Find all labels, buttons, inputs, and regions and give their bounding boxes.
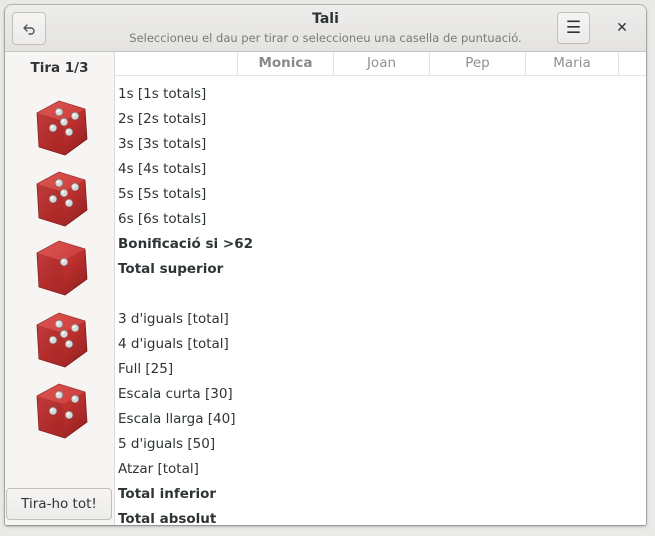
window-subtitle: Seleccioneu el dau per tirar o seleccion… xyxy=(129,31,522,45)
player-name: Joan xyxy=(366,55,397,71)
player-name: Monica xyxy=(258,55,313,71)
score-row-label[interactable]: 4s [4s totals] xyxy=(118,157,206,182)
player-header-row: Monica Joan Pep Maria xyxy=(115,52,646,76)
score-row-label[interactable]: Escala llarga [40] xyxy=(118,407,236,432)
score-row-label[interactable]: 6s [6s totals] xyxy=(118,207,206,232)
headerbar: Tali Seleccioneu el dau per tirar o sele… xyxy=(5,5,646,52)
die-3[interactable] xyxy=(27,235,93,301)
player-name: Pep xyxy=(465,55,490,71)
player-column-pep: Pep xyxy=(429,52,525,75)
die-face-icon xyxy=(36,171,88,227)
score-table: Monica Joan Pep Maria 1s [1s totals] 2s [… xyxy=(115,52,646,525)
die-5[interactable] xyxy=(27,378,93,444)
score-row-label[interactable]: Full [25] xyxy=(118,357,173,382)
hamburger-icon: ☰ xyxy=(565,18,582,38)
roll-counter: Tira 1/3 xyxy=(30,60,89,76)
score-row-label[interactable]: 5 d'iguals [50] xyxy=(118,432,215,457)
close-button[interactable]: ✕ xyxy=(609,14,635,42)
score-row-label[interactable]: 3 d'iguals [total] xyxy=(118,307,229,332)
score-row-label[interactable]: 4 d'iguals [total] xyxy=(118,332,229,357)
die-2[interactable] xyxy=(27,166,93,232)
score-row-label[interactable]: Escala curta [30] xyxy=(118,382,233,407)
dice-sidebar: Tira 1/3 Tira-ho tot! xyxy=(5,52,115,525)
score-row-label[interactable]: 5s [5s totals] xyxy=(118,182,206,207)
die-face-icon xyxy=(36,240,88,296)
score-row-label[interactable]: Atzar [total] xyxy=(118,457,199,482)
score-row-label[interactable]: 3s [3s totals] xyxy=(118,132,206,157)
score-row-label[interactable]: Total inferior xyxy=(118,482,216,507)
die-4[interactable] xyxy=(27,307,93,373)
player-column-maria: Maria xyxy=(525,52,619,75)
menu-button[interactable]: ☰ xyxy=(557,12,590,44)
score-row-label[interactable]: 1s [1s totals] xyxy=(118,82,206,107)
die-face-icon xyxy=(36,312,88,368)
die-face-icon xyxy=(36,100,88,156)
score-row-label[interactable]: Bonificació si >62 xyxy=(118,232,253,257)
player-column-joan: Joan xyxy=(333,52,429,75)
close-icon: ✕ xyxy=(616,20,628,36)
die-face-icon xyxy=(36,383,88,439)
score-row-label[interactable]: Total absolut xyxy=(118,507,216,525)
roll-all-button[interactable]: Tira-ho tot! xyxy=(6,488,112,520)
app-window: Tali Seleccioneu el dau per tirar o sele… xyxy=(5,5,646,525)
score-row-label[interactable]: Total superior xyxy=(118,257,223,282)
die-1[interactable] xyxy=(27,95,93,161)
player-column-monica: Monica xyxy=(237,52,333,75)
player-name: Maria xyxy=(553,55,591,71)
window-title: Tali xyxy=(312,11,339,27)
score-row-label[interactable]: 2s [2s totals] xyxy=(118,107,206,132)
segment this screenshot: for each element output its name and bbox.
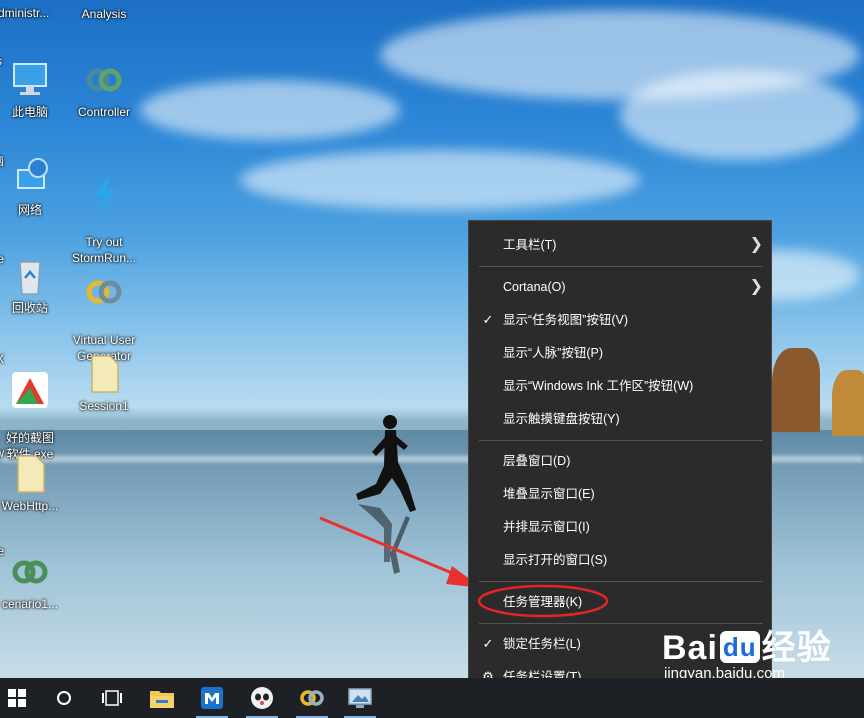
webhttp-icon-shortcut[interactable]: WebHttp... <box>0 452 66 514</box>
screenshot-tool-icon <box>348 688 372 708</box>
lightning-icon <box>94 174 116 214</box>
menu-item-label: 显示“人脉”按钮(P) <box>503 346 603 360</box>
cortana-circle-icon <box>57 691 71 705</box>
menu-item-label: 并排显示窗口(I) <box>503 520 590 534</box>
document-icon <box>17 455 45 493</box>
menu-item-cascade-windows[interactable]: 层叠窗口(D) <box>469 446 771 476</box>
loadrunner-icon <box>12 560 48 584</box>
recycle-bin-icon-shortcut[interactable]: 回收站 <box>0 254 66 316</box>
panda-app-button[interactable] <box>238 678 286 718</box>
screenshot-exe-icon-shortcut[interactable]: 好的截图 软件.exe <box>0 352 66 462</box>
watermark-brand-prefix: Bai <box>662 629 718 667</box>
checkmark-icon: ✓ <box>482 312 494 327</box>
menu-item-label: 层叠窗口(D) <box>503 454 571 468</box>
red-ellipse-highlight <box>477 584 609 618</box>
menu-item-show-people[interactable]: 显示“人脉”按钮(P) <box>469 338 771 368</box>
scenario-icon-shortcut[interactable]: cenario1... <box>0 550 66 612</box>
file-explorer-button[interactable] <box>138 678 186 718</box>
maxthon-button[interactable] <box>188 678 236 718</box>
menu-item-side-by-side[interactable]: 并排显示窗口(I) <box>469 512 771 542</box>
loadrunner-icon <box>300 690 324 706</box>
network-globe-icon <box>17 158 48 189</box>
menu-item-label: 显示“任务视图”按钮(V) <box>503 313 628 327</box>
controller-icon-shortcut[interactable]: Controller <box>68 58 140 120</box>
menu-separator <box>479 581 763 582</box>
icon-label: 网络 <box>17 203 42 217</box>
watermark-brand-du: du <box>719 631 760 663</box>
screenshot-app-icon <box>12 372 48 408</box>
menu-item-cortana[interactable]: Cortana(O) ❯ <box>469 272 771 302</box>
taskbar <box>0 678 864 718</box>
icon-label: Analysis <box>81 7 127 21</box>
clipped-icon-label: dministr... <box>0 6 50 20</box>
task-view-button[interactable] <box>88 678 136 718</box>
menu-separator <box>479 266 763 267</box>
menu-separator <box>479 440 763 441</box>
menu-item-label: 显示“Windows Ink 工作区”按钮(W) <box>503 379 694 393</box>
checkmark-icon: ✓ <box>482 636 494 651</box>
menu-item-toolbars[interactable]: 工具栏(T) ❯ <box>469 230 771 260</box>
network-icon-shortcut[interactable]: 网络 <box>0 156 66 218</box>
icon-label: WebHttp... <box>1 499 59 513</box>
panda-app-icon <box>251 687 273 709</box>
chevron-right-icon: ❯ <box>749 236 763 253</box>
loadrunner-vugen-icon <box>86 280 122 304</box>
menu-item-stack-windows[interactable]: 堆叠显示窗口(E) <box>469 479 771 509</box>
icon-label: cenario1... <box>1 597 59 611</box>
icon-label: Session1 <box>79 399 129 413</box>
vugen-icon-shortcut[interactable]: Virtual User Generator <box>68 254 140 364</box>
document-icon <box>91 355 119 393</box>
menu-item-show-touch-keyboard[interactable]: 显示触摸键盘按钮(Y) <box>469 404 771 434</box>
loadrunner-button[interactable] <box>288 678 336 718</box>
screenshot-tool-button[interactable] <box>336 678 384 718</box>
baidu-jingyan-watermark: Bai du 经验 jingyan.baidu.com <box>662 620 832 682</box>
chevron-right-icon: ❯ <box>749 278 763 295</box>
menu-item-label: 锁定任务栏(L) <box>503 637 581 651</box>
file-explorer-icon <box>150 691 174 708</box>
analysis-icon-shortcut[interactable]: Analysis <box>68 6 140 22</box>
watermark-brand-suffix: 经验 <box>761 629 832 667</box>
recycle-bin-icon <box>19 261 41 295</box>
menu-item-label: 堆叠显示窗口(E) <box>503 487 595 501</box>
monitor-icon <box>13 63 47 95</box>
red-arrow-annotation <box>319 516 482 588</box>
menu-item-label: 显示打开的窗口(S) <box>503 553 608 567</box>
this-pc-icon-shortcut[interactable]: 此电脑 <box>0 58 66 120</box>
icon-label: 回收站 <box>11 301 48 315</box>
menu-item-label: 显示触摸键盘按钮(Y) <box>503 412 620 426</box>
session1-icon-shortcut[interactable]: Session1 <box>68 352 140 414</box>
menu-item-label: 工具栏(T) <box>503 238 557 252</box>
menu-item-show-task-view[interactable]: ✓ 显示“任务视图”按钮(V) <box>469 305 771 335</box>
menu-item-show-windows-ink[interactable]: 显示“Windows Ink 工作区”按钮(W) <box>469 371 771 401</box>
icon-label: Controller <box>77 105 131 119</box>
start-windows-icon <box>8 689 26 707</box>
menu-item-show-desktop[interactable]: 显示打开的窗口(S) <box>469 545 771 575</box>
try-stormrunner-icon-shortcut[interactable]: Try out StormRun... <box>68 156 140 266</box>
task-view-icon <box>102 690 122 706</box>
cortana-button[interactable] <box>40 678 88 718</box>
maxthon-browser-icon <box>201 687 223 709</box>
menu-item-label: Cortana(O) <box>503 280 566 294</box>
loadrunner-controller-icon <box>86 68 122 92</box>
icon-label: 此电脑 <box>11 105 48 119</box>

=-=-=-=-=

Énoncé du problème - Réécrivez les lignes situées entre celle qui contient « window-subtitle: Seleccioneu el » et celle qui contient « die-face-icon xyxy=(36,171,88,227) », toutes deux incluses, en substituant « player-label » à « player-name ».

Résultat -
window-subtitle: Seleccioneu el dau per tirar o seleccion… xyxy=(129,31,522,45)
player-label: Joan xyxy=(366,55,397,71)
player-label: Monica xyxy=(258,55,313,71)
score-row-label[interactable]: 4s [4s totals] xyxy=(118,157,206,182)
player-header-row: Monica Joan Pep Maria xyxy=(115,52,646,76)
score-row-label[interactable]: Escala llarga [40] xyxy=(118,407,236,432)
score-row-label[interactable]: 6s [6s totals] xyxy=(118,207,206,232)
headerbar: Tali Seleccioneu el dau per tirar o sele… xyxy=(5,5,646,52)
die-3[interactable] xyxy=(27,235,93,301)
player-label: Pep xyxy=(465,55,490,71)
player-column-pep: Pep xyxy=(429,52,525,75)
die-face-icon xyxy=(36,171,88,227)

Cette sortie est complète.